Skip to content

Latest commit

 

History

History
336 lines (266 loc) · 13 KB

geoparquet-overture.md

File metadata and controls

336 lines (266 loc) · 13 KB

About

This is some quick notes on how to get proper GeoParquet files (and other formats) from the new Overture Maps Release

I'm finding DuckDB to be a great tool for this, and love that the Overture team put up a couple sample queries at https://github.com/OvertureMaps/data/tree/main/duckdb_queries

I tried using GPQ and ogr2ogr directly. GPQ had a problem with byte array, hoping it's an easy fix at planetlabs/gpq#57 ogr2ogr seems to have trouble with nested data structures perhaps? I get

Warning 1: Field names of unhandled type map<string, list<array_element: map<string, string ('array_element')>> ('names')> ignored
Warning 1: Field sources of unhandled type list<array_element: map<string, string ('array_element')>> ignored
ERROR 1: ICreateFeature: NULL geometry not supported with spatial index
ERROR 1: Unable to write feature 0 from layer 20230725_211237_00132_5p54t_25816df1-b864-49c0-a9a3-a13da4f37a90.
ERROR 1: Terminating translation prematurely after failed
translation of layer 20230725_211237_00132_5p54t_25816df1-b864-49c0-a9a3-a13da4f37a90 (use -skipfailures to skip errors)

So DuckDB with their samples seems to be ideal. But the readme just shows GeoJSON output. What about GeoParquet?

Countries to GeoParquet

That's pretty easy, can adapt their example to do Parquet output:

load spatial;
load httpfs;
COPY (
    SELECT
           type,
           subType,
           localityType,
           adminLevel,
           isoCountryCodeAlpha2,
           JSON(names) AS names,
           JSON(sources) AS sources,
           geometry
      FROM read_parquet('s3://overturemaps-us-west-2/release/2023-07-26-alpha.0/theme=admins/type=*/*', filename=true, hive_partitioning=1)
     WHERE adminLevel = 2
       AND ST_GeometryType(ST_GeomFromWKB(geometry)) IN ('POLYGON','MULTIPOLYGON')
) TO 'countries-tmp.parquet'
WITH (FORMAT Parquet);

(be sure to have spatial and httpfs installed)

And then once you get your parquet output then use GPQ or ogr2ogr

gpq convert countries-tmp.parquet countries.parquet

Countries to GeoPackage

What about output to GeoPackage, Shapefile or Flatgeobuf?

══════════════════════════════

=== Job A ===
Rewrite the GeoParquet notes from "WHERE adminLevel = 2" to "Shapefile or Flatgeobuf?", putting "boundaries-tmp.parquet" wherever "countries-tmp.parquet" appears.
=== Job B ===
According to the GeoParquet notes, which two extensions must be installed to run the countries query?

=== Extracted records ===
══════════════════════════════

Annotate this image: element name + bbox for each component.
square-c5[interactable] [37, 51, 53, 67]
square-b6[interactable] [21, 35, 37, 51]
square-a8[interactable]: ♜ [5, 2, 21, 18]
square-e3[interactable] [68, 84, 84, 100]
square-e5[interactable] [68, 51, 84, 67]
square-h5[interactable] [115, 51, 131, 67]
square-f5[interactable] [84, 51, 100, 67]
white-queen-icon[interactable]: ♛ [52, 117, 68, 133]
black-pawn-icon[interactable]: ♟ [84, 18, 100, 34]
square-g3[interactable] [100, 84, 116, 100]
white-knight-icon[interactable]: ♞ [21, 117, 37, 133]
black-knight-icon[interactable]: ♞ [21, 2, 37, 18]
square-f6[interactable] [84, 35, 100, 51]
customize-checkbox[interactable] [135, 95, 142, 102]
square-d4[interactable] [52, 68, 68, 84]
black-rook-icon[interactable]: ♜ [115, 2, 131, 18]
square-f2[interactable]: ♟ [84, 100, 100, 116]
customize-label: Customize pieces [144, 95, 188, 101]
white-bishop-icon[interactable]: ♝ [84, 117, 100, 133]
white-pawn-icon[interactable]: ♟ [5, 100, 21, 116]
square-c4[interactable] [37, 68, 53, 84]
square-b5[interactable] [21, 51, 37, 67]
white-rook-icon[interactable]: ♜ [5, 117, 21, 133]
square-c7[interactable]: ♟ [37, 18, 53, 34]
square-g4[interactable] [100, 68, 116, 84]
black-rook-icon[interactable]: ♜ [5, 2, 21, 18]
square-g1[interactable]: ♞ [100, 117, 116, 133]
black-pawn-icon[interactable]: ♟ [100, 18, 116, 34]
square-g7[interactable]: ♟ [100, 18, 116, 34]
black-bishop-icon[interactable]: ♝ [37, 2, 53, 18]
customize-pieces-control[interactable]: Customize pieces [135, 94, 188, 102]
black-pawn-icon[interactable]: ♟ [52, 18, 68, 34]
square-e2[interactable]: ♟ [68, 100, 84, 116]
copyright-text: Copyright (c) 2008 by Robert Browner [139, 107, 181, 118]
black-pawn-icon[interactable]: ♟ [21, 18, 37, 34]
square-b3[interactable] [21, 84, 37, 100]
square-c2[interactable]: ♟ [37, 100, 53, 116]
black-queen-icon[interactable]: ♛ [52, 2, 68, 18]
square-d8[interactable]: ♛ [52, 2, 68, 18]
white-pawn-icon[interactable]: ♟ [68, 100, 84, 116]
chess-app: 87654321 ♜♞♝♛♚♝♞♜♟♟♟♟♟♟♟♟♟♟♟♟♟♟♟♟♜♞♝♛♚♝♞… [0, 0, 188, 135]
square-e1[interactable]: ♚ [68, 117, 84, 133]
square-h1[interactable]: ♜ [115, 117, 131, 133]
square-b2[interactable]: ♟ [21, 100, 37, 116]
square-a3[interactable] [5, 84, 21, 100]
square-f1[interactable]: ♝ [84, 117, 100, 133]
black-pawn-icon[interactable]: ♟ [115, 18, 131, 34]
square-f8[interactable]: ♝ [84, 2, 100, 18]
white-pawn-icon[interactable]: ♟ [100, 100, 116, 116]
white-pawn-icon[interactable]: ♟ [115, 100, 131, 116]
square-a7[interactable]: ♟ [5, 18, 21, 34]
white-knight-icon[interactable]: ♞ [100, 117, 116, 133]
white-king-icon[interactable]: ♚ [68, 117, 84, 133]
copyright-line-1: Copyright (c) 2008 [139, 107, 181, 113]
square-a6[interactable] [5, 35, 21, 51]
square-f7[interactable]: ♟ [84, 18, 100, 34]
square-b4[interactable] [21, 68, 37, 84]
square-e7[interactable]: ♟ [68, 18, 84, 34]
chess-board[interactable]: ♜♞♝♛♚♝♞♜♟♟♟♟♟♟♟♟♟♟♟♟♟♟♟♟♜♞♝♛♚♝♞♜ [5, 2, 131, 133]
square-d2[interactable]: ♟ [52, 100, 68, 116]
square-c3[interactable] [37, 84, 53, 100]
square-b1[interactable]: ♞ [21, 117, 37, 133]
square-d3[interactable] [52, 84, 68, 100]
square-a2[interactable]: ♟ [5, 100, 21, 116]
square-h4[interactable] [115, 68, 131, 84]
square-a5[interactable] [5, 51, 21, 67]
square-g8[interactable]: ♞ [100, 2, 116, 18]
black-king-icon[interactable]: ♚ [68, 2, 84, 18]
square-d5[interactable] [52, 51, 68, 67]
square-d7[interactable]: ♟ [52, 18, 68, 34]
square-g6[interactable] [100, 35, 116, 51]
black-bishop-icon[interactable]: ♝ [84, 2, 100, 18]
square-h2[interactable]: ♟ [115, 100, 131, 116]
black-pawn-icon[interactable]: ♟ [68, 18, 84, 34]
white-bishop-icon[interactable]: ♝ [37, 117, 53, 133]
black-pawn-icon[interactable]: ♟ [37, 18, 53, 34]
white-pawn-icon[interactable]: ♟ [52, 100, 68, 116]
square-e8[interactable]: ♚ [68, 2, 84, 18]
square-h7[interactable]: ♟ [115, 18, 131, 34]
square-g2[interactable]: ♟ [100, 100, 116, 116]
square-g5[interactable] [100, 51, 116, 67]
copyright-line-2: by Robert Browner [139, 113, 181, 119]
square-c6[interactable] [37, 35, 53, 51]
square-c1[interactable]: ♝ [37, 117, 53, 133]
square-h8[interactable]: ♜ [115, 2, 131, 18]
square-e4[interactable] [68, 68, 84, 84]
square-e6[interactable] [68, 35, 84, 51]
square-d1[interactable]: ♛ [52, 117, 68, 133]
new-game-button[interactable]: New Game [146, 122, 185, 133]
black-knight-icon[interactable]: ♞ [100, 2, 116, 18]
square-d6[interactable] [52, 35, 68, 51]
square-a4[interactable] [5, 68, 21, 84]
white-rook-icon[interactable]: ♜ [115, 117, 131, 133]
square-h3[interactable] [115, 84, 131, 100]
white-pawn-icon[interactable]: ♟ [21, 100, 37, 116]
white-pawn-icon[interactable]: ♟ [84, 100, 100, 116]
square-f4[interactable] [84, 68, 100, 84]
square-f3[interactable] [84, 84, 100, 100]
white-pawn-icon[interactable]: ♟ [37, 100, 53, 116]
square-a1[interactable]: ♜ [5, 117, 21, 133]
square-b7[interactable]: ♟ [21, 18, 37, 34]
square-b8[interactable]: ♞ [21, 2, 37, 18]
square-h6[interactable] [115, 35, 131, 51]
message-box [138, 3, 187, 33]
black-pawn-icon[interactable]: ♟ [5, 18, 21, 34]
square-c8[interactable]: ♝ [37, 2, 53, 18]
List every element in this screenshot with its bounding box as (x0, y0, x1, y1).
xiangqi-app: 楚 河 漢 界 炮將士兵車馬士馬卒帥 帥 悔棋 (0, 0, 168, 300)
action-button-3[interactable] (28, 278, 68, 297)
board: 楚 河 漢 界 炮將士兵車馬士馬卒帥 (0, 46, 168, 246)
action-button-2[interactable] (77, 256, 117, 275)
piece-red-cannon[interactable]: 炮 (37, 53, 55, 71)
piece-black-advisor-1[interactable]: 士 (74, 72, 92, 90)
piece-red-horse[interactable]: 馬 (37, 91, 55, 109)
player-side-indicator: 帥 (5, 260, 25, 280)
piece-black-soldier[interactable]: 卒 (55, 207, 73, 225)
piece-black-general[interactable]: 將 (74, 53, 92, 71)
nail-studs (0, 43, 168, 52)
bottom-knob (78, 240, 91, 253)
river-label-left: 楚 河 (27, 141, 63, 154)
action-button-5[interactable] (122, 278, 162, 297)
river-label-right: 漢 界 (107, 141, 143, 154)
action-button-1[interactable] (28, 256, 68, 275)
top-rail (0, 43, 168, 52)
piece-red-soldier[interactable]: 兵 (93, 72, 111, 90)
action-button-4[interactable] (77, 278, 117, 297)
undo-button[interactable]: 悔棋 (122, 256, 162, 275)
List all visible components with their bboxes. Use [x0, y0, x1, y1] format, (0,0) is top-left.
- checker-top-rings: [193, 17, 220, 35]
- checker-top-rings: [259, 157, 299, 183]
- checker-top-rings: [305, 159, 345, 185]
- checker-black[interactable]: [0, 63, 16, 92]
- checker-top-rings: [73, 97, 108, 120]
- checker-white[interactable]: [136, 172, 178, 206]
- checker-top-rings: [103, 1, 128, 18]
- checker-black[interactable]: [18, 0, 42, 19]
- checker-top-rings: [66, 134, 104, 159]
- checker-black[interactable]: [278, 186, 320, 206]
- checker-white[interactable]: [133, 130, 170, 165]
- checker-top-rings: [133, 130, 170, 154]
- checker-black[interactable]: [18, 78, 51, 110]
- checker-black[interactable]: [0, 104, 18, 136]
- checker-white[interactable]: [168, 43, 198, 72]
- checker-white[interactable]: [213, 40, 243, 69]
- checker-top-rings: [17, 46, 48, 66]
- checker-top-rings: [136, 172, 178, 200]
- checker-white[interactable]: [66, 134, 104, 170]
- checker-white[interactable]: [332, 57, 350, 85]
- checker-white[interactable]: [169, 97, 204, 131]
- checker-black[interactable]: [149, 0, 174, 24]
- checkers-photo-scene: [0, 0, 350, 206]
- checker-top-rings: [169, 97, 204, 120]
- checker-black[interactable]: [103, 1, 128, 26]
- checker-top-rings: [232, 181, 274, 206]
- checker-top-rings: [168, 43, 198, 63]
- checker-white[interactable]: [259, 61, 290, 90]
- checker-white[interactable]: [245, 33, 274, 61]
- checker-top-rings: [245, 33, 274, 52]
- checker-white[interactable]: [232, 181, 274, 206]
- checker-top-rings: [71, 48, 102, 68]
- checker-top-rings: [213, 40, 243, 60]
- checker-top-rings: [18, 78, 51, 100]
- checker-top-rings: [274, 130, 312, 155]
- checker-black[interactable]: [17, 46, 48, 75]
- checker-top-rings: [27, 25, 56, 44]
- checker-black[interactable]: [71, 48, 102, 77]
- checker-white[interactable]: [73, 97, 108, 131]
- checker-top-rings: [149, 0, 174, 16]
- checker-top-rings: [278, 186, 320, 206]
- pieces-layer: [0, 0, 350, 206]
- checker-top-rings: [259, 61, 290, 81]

══════════════════════════════

=== Final result A ===
WHERE adminLevel = 2
       AND ST_GeometryType(ST_GeomFromWKB(geometry)) IN ('POLYGON','MULTIPOLYGON')
) TO 'boundaries-tmp.parquet'
WITH (FORMAT Parquet);

(be sure to have spatial and httpfs installed)

And then once you get your parquet output then use GPQ or ogr2ogr

gpq convert boundaries-tmp.parquet countries.parquet

Countries to GeoPackage

What about output to GeoPackage, Shapefile or Flatgeobuf?

=== Final result B ===
Spatial and httpfs.